— Start of Supplied data —
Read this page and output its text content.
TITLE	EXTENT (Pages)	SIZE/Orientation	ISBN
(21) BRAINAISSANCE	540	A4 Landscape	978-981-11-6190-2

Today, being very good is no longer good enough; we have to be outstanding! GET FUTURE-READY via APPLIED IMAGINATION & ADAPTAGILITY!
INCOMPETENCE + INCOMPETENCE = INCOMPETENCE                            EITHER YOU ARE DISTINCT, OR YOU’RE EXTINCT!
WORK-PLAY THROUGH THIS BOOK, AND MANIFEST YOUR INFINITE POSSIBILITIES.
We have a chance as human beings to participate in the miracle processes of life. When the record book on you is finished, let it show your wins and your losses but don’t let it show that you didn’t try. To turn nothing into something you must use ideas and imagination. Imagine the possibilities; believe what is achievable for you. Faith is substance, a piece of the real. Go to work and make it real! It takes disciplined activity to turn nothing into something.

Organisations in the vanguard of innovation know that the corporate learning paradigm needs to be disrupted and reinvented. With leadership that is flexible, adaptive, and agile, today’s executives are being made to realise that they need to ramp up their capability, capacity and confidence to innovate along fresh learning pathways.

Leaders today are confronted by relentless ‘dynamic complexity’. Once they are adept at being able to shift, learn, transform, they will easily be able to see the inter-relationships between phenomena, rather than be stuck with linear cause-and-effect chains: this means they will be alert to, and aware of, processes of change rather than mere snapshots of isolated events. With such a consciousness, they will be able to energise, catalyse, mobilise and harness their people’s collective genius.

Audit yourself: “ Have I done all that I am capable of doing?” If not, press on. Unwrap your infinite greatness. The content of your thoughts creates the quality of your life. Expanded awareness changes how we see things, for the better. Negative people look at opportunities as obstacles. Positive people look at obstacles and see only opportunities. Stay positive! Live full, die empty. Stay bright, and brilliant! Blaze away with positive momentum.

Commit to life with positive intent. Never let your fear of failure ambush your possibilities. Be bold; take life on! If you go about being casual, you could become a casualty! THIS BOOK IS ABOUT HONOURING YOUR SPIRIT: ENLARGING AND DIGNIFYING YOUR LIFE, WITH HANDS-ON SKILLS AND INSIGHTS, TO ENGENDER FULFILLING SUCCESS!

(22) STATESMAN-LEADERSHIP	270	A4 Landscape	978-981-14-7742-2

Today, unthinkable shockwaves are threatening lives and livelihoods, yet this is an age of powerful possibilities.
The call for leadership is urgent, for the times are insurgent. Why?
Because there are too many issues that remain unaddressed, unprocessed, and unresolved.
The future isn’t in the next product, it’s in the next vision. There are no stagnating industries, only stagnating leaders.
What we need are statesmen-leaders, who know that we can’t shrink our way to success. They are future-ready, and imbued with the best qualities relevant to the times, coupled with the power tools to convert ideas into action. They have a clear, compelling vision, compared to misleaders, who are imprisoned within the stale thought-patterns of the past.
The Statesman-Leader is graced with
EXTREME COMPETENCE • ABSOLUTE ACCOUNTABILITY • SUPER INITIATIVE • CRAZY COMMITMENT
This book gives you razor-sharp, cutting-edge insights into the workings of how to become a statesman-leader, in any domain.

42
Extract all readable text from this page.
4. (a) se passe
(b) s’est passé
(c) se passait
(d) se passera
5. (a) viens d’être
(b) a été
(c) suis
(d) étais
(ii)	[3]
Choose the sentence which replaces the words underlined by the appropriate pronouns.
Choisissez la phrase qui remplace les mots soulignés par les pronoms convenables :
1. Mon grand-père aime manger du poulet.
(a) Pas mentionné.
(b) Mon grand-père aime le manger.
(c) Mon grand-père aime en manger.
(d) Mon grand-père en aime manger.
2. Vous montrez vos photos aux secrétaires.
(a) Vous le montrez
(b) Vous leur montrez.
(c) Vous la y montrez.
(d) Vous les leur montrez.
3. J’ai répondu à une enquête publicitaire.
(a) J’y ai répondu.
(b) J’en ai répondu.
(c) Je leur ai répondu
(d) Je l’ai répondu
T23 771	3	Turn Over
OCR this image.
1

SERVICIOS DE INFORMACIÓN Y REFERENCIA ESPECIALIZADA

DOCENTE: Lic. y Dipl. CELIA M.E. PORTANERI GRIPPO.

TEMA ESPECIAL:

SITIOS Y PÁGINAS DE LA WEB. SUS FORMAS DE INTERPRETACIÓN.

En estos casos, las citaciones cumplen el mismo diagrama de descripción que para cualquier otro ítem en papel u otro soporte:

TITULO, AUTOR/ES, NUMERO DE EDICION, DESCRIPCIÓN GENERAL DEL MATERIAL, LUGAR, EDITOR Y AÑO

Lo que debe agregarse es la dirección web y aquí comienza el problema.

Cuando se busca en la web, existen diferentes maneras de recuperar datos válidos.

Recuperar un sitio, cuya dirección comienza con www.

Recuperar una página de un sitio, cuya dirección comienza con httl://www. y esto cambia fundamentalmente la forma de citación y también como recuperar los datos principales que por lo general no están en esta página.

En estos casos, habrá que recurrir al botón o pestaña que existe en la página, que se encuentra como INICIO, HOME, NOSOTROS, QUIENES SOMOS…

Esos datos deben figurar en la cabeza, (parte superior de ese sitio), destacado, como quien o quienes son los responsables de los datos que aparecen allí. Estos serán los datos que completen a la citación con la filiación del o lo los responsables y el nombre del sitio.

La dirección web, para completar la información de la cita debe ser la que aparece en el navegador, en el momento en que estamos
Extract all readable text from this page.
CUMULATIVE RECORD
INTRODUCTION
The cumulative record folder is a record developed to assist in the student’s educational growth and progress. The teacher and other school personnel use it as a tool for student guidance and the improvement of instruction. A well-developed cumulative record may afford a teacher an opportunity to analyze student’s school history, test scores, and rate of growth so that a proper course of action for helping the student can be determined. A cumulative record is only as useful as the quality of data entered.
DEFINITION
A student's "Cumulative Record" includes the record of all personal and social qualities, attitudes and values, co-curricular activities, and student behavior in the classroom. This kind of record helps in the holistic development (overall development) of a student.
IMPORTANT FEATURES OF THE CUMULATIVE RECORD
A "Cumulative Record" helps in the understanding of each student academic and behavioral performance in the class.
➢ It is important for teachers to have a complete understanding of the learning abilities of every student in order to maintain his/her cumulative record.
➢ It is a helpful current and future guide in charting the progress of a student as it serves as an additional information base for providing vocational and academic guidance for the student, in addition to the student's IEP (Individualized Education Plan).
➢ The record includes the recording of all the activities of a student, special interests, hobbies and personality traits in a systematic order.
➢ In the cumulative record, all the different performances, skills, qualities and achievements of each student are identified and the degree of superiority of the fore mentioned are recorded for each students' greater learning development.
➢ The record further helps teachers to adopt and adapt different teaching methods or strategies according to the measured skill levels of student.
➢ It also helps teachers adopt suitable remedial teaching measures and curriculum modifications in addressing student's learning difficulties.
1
— End of Supplied data —
Show each line of the data that contains the string "teachers".

➢ It is important for teachers to have a complete understanding of the learning abilities of every student in order to maintain his/her cumulative record.
➢ The record further helps teachers to adopt and adapt different teaching methods or strategies according to the measured skill levels of student.
➢ It also helps teachers adopt suitable remedial teaching measures and curriculum modifications in addressing student's learning difficulties.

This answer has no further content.